>> Start Exercise input

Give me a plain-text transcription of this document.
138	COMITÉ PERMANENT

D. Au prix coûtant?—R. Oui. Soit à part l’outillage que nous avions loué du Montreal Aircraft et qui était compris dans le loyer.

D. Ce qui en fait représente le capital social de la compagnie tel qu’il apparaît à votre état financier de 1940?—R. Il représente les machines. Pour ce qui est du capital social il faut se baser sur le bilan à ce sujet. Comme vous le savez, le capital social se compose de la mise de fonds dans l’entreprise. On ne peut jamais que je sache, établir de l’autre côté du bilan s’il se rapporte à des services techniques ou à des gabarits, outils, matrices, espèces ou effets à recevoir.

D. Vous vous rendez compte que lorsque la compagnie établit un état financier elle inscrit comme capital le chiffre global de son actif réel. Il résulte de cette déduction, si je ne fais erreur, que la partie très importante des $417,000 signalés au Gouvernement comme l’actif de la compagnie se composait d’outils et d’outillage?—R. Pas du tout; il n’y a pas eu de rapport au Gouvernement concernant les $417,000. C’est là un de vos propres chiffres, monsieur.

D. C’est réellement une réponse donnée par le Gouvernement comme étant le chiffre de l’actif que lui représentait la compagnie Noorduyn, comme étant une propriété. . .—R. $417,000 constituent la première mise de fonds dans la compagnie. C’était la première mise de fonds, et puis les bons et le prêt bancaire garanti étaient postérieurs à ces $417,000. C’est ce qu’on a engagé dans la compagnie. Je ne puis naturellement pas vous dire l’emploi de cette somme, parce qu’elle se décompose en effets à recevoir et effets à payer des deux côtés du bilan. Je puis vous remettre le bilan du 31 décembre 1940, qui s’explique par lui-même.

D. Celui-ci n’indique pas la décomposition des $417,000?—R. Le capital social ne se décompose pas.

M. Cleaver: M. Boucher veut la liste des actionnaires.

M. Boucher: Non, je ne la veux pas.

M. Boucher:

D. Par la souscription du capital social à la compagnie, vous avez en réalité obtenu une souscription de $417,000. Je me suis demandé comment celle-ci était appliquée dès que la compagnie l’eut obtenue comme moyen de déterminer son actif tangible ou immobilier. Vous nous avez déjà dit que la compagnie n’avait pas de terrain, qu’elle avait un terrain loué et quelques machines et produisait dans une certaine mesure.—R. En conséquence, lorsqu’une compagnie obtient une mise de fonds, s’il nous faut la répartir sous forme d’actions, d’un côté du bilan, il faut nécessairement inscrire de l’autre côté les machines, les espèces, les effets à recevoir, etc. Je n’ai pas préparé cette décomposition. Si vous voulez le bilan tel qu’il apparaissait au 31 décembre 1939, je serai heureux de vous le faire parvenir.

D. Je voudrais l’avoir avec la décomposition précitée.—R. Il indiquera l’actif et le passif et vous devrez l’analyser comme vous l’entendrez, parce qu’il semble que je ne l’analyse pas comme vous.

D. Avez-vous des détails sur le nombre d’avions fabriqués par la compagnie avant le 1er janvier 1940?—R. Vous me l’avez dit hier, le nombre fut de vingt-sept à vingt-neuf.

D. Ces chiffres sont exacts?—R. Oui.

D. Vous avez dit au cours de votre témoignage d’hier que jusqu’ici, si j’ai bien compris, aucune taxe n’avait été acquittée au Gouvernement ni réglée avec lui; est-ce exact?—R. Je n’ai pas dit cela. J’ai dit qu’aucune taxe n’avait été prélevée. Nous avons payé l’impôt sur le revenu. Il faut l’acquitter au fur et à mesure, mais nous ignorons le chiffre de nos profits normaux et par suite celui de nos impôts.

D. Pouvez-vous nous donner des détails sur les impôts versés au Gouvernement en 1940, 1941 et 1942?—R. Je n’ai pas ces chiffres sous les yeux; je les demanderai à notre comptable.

>> End Exercise input

The entries above should be repeated exactly, every one of them.

* [Correct response]:
Give me a plain-text transcription of this document.
138	COMITÉ PERMANENT

D. Au prix coûtant?—R. Oui. Soit à part l’outillage que nous avions loué du Montreal Aircraft et qui était compris dans le loyer.

D. Ce qui en fait représente le capital social de la compagnie tel qu’il apparaît à votre état financier de 1940?—R. Il représente les machines. Pour ce qui est du capital social il faut se baser sur le bilan à ce sujet. Comme vous le savez, le capital social se compose de la mise de fonds dans l’entreprise. On ne peut jamais que je sache, établir de l’autre côté du bilan s’il se rapporte à des services techniques ou à des gabarits, outils, matrices, espèces ou effets à recevoir.

D. Vous vous rendez compte que lorsque la compagnie établit un état financier elle inscrit comme capital le chiffre global de son actif réel. Il résulte de cette déduction, si je ne fais erreur, que la partie très importante des $417,000 signalés au Gouvernement comme l’actif de la compagnie se composait d’outils et d’outillage?—R. Pas du tout; il n’y a pas eu de rapport au Gouvernement concernant les $417,000. C’est là un de vos propres chiffres, monsieur.

D. C’est réellement une réponse donnée par le Gouvernement comme étant le chiffre de l’actif que lui représentait la compagnie Noorduyn, comme étant une propriété. . .—R. $417,000 constituent la première mise de fonds dans la compagnie. C’était la première mise de fonds, et puis les bons et le prêt bancaire garanti étaient postérieurs à ces $417,000. C’est ce qu’on a engagé dans la compagnie. Je ne puis naturellement pas vous dire l’emploi de cette somme, parce qu’elle se décompose en effets à recevoir et effets à payer des deux côtés du bilan. Je puis vous remettre le bilan du 31 décembre 1940, qui s’explique par lui-même.

D. Celui-ci n’indique pas la décomposition des $417,000?—R. Le capital social ne se décompose pas.

M. Cleaver: M. Boucher veut la liste des actionnaires.

M. Boucher: Non, je ne la veux pas.

M. Boucher:

D. Par la souscription du capital social à la compagnie, vous avez en réalité obtenu une souscription de $417,000. Je me suis demandé comment celle-ci était appliquée dès que la compagnie l’eut obtenue comme moyen de déterminer son actif tangible ou immobilier. Vous nous avez déjà dit que la compagnie n’avait pas de terrain, qu’elle avait un terrain loué et quelques machines et produisait dans une certaine mesure.—R. En conséquence, lorsqu’une compagnie obtient une mise de fonds, s’il nous faut la répartir sous forme d’actions, d’un côté du bilan, il faut nécessairement inscrire de l’autre côté les machines, les espèces, les effets à recevoir, etc. Je n’ai pas préparé cette décomposition. Si vous voulez le bilan tel qu’il apparaissait au 31 décembre 1939, je serai heureux de vous le faire parvenir.

D. Je voudrais l’avoir avec la décomposition précitée.—R. Il indiquera l’actif et le passif et vous devrez l’analyser comme vous l’entendrez, parce qu’il semble que je ne l’analyse pas comme vous.

D. Avez-vous des détails sur le nombre d’avions fabriqués par la compagnie avant le 1er janvier 1940?—R. Vous me l’avez dit hier, le nombre fut de vingt-sept à vingt-neuf.

D. Ces chiffres sont exacts?—R. Oui.

D. Vous avez dit au cours de votre témoignage d’hier que jusqu’ici, si j’ai bien compris, aucune taxe n’avait été acquittée au Gouvernement ni réglée avec lui; est-ce exact?—R. Je n’ai pas dit cela. J’ai dit qu’aucune taxe n’avait été prélevée. Nous avons payé l’impôt sur le revenu. Il faut l’acquitter au fur et à mesure, mais nous ignorons le chiffre de nos profits normaux et par suite celui de nos impôts.

D. Pouvez-vous nous donner des détails sur les impôts versés au Gouvernement en 1940, 1941 et 1942?—R. Je n’ai pas ces chiffres sous les yeux; je les demanderai à notre comptable.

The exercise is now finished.